TASK DIRECTIONS. Separate out the lines that hold "this".

INFORMATION PROVIDED.
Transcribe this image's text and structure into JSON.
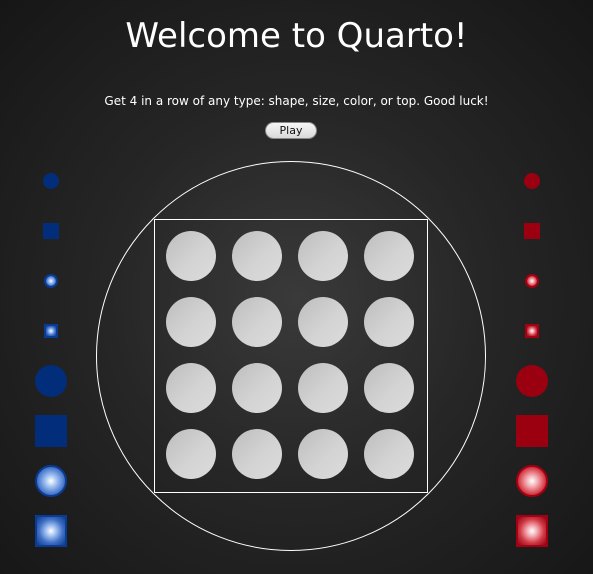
{
  "header": {
    "title": "Welcome to Quarto!",
    "subtitle": "Get 4 in a row of any type: shape, size, color, or top. Good luck!"
  },
  "controls": {
    "play_label": "Play"
  },
  "board": {
    "rows": 4,
    "cols": 4,
    "cells": [
      "empty",
      "empty",
      "empty",
      "empty",
      "empty",
      "empty",
      "empty",
      "empty",
      "empty",
      "empty",
      "empty",
      "empty",
      "empty",
      "empty",
      "empty",
      "empty"
    ]
  },
  "pieces": {
    "blue": [
      {
        "shape": "circle",
        "size": "small",
        "top": "solid"
      },
      {
        "shape": "square",
        "size": "small",
        "top": "solid"
      },
      {
        "shape": "circle",
        "size": "small",
        "top": "hollow"
      },
      {
        "shape": "square",
        "size": "small",
        "top": "hollow"
      },
      {
        "shape": "circle",
        "size": "large",
        "top": "solid"
      },
      {
        "shape": "square",
        "size": "large",
        "top": "solid"
      },
      {
        "shape": "circle",
        "size": "large",
        "top": "hollow"
      },
      {
        "shape": "square",
        "size": "large",
        "top": "hollow"
      }
    ],
    "red": [
      {
        "shape": "circle",
        "size": "small",
        "top": "solid"
      },
      {
        "shape": "square",
        "size": "small",
        "top": "solid"
      },
      {
        "shape": "circle",
        "size": "small",
        "top": "hollow"
      },
      {
        "shape": "square",
        "size": "small",
        "top": "hollow"
      },
      {
        "shape": "circle",
        "size": "large",
        "top": "solid"
      },
      {
        "shape": "square",
        "size": "large",
        "top": "solid"
      },
      {
        "shape": "circle",
        "size": "large",
        "top": "hollow"
      },
      {
        "shape": "square",
        "size": "large",
        "top": "hollow"
      }
    ]
  },
  "colors": {
    "background": "#1e1e1e",
    "cell": "#cfcfcf",
    "blue": "#022d7a",
    "red": "#9a0010",
    "line": "#ffffff"
  }
}
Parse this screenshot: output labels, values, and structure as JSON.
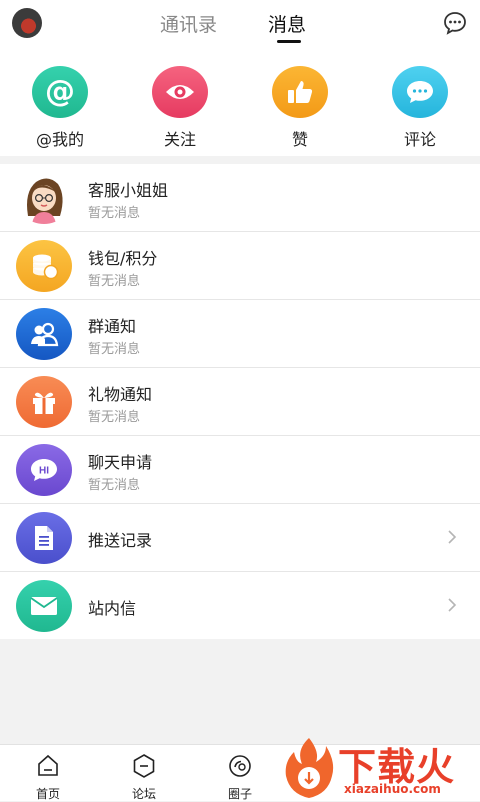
{
  "header": {
    "tabs": [
      {
        "label": "通讯录"
      },
      {
        "label": "消息"
      }
    ]
  },
  "quick_actions": [
    {
      "label": "@我的",
      "icon": "at-icon",
      "color": "#2fc3a0"
    },
    {
      "label": "关注",
      "icon": "eye-icon",
      "color": "#ef4d6f"
    },
    {
      "label": "赞",
      "icon": "thumbs-up-icon",
      "color": "#f5a623"
    },
    {
      "label": "评论",
      "icon": "comment-icon",
      "color": "#3cc4e6"
    }
  ],
  "messages": [
    {
      "title": "客服小姐姐",
      "subtitle": "暂无消息",
      "icon": "customer-service-avatar"
    },
    {
      "title": "钱包/积分",
      "subtitle": "暂无消息",
      "icon": "coins-icon",
      "color": "#f7b733"
    },
    {
      "title": "群通知",
      "subtitle": "暂无消息",
      "icon": "group-icon",
      "color": "#1f6fd6"
    },
    {
      "title": "礼物通知",
      "subtitle": "暂无消息",
      "icon": "gift-icon",
      "color": "#f47a40"
    },
    {
      "title": "聊天申请",
      "subtitle": "暂无消息",
      "icon": "hi-bubble-icon",
      "color": "#7b5bd6"
    }
  ],
  "links": [
    {
      "title": "推送记录",
      "icon": "document-icon",
      "color": "#5a5ed8"
    },
    {
      "title": "站内信",
      "icon": "mail-icon",
      "color": "#2fc3a0"
    }
  ],
  "bottom_nav": [
    {
      "label": "首页",
      "icon": "home-icon"
    },
    {
      "label": "论坛",
      "icon": "forum-icon"
    },
    {
      "label": "圈子",
      "icon": "circle-icon"
    }
  ],
  "watermark": {
    "text": "下载火",
    "url": "xiazaihuo.com"
  }
}
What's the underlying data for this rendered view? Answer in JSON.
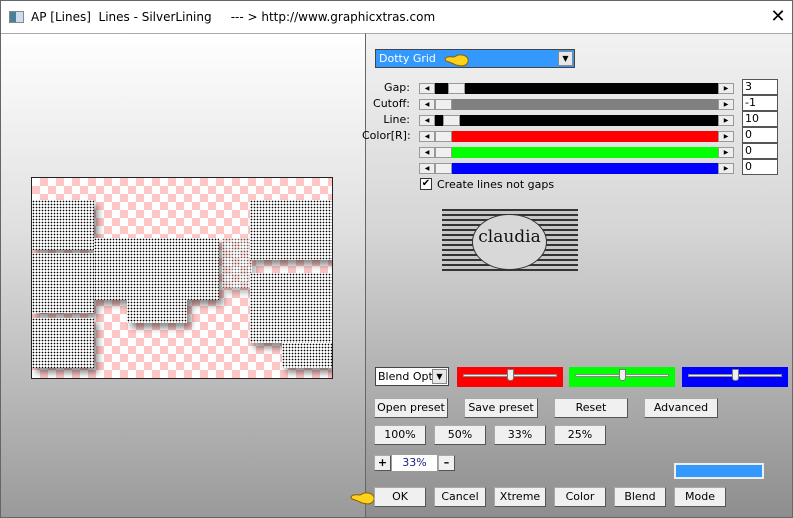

PROBLEM SOLUTION.
Transcribe this image's text and structure into JSON.
Parse this screenshot: output labels, values, and structure as JSON.
What's the underlying data for this rendered view? Answer in JSON.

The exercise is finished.